PROBLEM STATEMENT: Locate "Enumerate this screenshot's" in the records below, then copy its line and every following line exactly, without the pictures.
--- GIVEN RECORDS ---
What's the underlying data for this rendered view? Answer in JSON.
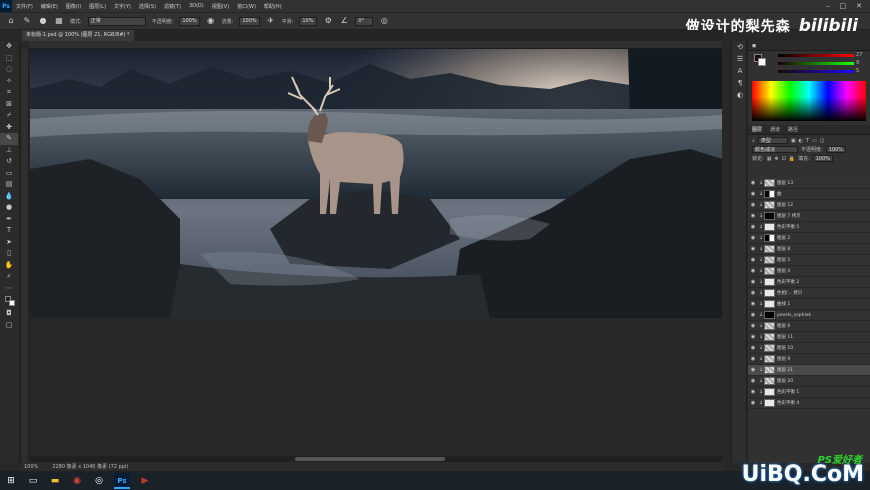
{
  "menu": [
    "文件(F)",
    "编辑(E)",
    "图像(I)",
    "图层(L)",
    "文字(Y)",
    "选择(S)",
    "滤镜(T)",
    "3D(D)",
    "视图(V)",
    "窗口(W)",
    "帮助(H)"
  ],
  "options": {
    "mode_label": "模式:",
    "mode_value": "正常",
    "opacity_label": "不透明度:",
    "opacity_value": "100%",
    "flow_label": "流量:",
    "flow_value": "100%",
    "smooth_label": "平滑:",
    "smooth_value": "10%",
    "angle_value": "0°"
  },
  "watermark": {
    "text": "做设计的梨先森",
    "logo": "bilibili"
  },
  "document": {
    "tab_title": "未标题-1.psd @ 100% (图层 21, RGB/8#) *"
  },
  "status": {
    "zoom": "100%",
    "doc_size": "2280 像素 x 1040 像素 (72 ppi)"
  },
  "color_panel": {
    "value_r": "27",
    "value_g": "9",
    "value_b": "5"
  },
  "layers_panel": {
    "tabs": [
      "图层",
      "通道",
      "路径"
    ],
    "filter_label": "类型",
    "blend_mode": "颜色减淡",
    "opacity_label": "不透明度:",
    "opacity_value": "100%",
    "lock_label": "锁定:",
    "fill_label": "填充:",
    "fill_value": "100%",
    "layers": [
      {
        "name": "图层 13",
        "thumb": "checker"
      },
      {
        "name": "曲",
        "thumb": "mask-mix"
      },
      {
        "name": "图层 12",
        "thumb": "checker"
      },
      {
        "name": "图层 7 拷贝",
        "thumb": "mask-black"
      },
      {
        "name": "色彩平衡 5",
        "thumb": "adj"
      },
      {
        "name": "图层 2",
        "thumb": "mask-mix"
      },
      {
        "name": "图层 8",
        "thumb": "checker"
      },
      {
        "name": "图层 5",
        "thumb": "checker"
      },
      {
        "name": "图层 4",
        "thumb": "checker"
      },
      {
        "name": "色彩平衡 2",
        "thumb": "adj"
      },
      {
        "name": "色相/... 拷贝",
        "thumb": "adj"
      },
      {
        "name": "曲线 1",
        "thumb": "adj"
      },
      {
        "name": "pexels_sophiek",
        "thumb": "mask-black"
      },
      {
        "name": "图层 6",
        "thumb": "checker"
      },
      {
        "name": "图层 11",
        "thumb": "checker"
      },
      {
        "name": "图层 10",
        "thumb": "checker"
      },
      {
        "name": "图层 9",
        "thumb": "checker"
      },
      {
        "name": "图层 21",
        "thumb": "checker",
        "selected": true
      },
      {
        "name": "图层 20",
        "thumb": "checker"
      },
      {
        "name": "色彩平衡 1",
        "thumb": "adj"
      },
      {
        "name": "色彩平衡 4",
        "thumb": "adj"
      }
    ]
  },
  "site_watermark": {
    "main": "UiBQ.CoM",
    "sub": "PS爱好者"
  }
}
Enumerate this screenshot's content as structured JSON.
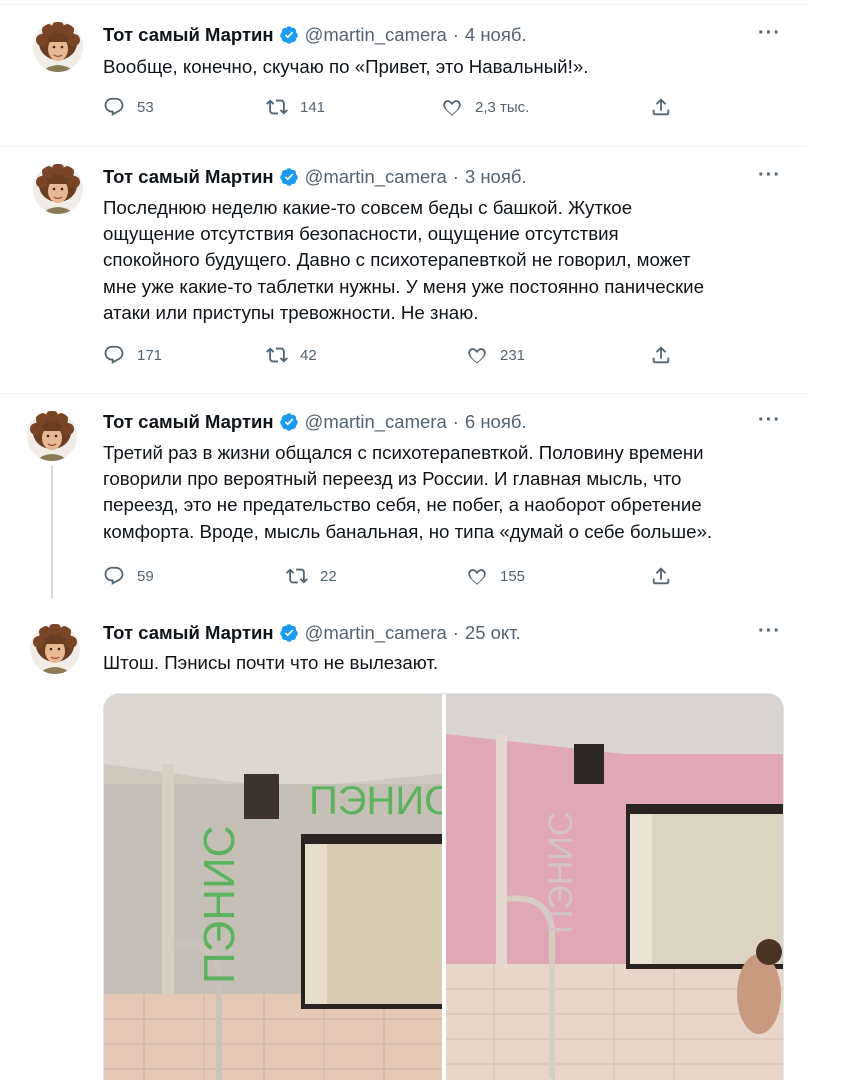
{
  "tweets": [
    {
      "name": "Тот самый Мартин",
      "handle": "@martin_camera",
      "date": "4 нояб.",
      "text": "Вообще, конечно, скучаю по «Привет, это Навальный!».",
      "replies": "53",
      "retweets": "141",
      "likes": "2,3 тыс."
    },
    {
      "name": "Тот самый Мартин",
      "handle": "@martin_camera",
      "date": "3 нояб.",
      "text": "Последнюю неделю какие-то совсем беды с башкой. Жуткое\nощущение отсутствия безопасности, ощущение отсутствия\nспокойного будущего. Давно с психотерапевткой не говорил, может\nмне уже какие-то таблетки нужны. У меня уже постоянно панические\nатаки или приступы тревожности. Не знаю.",
      "replies": "171",
      "retweets": "42",
      "likes": "231"
    },
    {
      "name": "Тот самый Мартин",
      "handle": "@martin_camera",
      "date": "6 нояб.",
      "text": "Третий раз в жизни общался с психотерапевткой. Половину времени\nговорили про вероятный переезд из России. И главная мысль, что\nпереезд, это не предательство себя, не побег, а наоборот обретение\nкомфорта. Вроде, мысль банальная, но типа «думай о себе больше».",
      "replies": "59",
      "retweets": "22",
      "likes": "155"
    },
    {
      "name": "Тот самый Мартин",
      "handle": "@martin_camera",
      "date": "25 окт.",
      "text": "Штош. Пэнисы почти что не вылезают."
    }
  ],
  "ui": {
    "dot": "·",
    "more": "···"
  },
  "media": {
    "left_graffiti": "ПЭНИС",
    "left_graffiti_2": "ПЭНИС",
    "right_graffiti": "ПЭНИС"
  },
  "colors": {
    "verified": "#1d9bf0",
    "secondary_text": "#536471",
    "separator": "#eff3f4"
  }
}
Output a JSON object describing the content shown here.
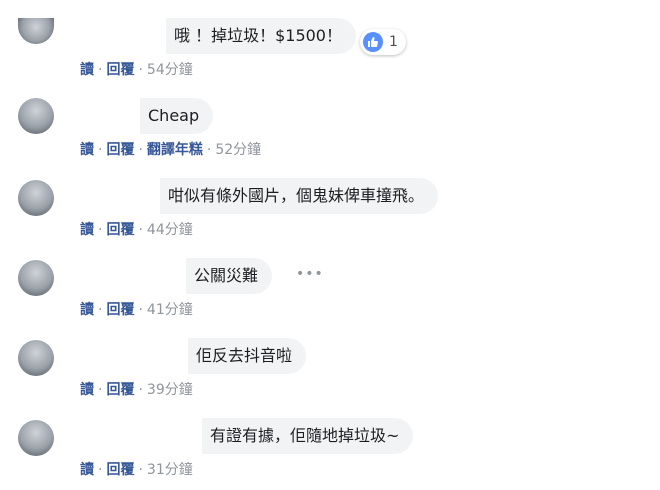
---
RESPONSE BELOW:
Enumerate this screenshot's content as structured JSON.
{
  "tweets": [
    {
      "name": "Тот самый Мартин",
      "handle": "@martin_camera",
      "date": "4 нояб.",
      "text": "Вообще, конечно, скучаю по «Привет, это Навальный!».",
      "replies": "53",
      "retweets": "141",
      "likes": "2,3 тыс."
    },
    {
      "name": "Тот самый Мартин",
      "handle": "@martin_camera",
      "date": "3 нояб.",
      "text": "Последнюю неделю какие-то совсем беды с башкой. Жуткое\nощущение отсутствия безопасности, ощущение отсутствия\nспокойного будущего. Давно с психотерапевткой не говорил, может\nмне уже какие-то таблетки нужны. У меня уже постоянно панические\nатаки или приступы тревожности. Не знаю.",
      "replies": "171",
      "retweets": "42",
      "likes": "231"
    },
    {
      "name": "Тот самый Мартин",
      "handle": "@martin_camera",
      "date": "6 нояб.",
      "text": "Третий раз в жизни общался с психотерапевткой. Половину времени\nговорили про вероятный переезд из России. И главная мысль, что\nпереезд, это не предательство себя, не побег, а наоборот обретение\nкомфорта. Вроде, мысль банальная, но типа «думай о себе больше».",
      "replies": "59",
      "retweets": "22",
      "likes": "155"
    },
    {
      "name": "Тот самый Мартин",
      "handle": "@martin_camera",
      "date": "25 окт.",
      "text": "Штош. Пэнисы почти что не вылезают."
    }
  ],
  "ui": {
    "dot": "·",
    "more": "···"
  },
  "media": {
    "left_graffiti": "ПЭНИС",
    "left_graffiti_2": "ПЭНИС",
    "right_graffiti": "ПЭНИС"
  },
  "colors": {
    "verified": "#1d9bf0",
    "secondary_text": "#536471",
    "separator": "#eff3f4"
  }
}
Output a JSON object describing the content shown here.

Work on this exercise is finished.